### Task description
In the records below, find each line with the word "wird" and copy it.
------------
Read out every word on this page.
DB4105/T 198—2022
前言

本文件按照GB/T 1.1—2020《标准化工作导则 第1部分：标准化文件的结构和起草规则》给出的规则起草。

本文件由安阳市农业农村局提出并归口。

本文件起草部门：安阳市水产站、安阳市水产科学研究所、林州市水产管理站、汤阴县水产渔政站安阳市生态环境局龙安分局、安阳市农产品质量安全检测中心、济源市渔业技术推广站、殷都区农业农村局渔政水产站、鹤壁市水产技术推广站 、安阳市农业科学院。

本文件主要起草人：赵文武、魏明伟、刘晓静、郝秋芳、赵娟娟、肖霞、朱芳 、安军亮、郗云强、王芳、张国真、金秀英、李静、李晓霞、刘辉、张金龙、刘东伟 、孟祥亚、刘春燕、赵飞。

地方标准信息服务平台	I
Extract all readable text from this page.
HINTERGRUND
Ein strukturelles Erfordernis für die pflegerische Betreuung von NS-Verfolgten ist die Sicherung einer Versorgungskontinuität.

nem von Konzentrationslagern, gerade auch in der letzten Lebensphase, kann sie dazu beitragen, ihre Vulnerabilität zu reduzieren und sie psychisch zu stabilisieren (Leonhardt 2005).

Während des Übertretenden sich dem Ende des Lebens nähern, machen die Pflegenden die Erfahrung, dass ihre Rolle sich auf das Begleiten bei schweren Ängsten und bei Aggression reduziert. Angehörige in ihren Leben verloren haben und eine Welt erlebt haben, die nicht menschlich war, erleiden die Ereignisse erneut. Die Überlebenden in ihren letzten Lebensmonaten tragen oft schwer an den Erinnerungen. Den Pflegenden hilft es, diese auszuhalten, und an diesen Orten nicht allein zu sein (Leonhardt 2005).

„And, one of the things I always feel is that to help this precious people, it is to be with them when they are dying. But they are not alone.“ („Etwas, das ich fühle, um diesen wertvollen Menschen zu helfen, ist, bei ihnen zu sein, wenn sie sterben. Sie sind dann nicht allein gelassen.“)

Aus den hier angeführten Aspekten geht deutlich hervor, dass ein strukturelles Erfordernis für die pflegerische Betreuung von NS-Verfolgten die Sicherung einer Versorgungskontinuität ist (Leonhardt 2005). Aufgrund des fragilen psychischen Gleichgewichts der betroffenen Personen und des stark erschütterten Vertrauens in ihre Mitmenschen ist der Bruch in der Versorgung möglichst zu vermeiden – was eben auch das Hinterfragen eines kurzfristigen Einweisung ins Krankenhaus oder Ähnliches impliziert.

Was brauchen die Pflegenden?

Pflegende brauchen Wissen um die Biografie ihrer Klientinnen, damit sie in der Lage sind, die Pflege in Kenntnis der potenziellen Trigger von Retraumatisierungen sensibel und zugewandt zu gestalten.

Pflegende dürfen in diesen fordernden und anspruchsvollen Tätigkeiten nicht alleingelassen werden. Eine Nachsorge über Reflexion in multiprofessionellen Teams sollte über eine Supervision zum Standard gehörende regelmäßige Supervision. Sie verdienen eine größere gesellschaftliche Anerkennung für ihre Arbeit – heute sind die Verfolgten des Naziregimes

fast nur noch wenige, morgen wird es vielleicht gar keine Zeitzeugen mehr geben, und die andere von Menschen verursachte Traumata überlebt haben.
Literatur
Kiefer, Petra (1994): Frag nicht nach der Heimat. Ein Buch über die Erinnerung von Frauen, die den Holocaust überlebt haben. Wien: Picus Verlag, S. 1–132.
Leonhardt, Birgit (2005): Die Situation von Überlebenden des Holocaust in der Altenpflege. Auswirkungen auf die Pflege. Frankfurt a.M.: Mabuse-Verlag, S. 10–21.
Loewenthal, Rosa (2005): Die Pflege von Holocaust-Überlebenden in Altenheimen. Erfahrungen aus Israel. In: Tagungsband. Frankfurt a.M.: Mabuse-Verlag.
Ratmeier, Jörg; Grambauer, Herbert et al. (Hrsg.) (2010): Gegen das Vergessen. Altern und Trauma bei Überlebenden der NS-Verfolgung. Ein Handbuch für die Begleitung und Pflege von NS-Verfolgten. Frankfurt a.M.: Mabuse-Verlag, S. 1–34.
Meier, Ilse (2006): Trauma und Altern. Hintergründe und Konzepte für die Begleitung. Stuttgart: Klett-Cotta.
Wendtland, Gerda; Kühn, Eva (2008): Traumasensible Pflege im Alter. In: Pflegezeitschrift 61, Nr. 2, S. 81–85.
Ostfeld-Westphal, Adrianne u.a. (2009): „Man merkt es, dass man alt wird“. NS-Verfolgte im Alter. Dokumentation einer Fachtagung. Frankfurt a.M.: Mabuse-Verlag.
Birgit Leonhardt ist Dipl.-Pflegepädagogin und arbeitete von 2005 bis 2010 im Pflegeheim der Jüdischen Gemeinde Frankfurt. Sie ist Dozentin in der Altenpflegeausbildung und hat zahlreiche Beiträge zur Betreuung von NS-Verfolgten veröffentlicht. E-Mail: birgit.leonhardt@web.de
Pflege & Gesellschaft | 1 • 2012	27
------------
### Response to the exercise
fast nur noch wenige, morgen wird es vielleicht gar keine Zeitzeugen mehr geben, und die andere von Menschen verursachte Traumata überlebt haben.
Ostfeld-Westphal, Adrianne u.a. (2009): „Man merkt es, dass man alt wird“. NS-Verfolgte im Alter. Dokumentation einer Fachtagung. Frankfurt a.M.: Mabuse-Verlag.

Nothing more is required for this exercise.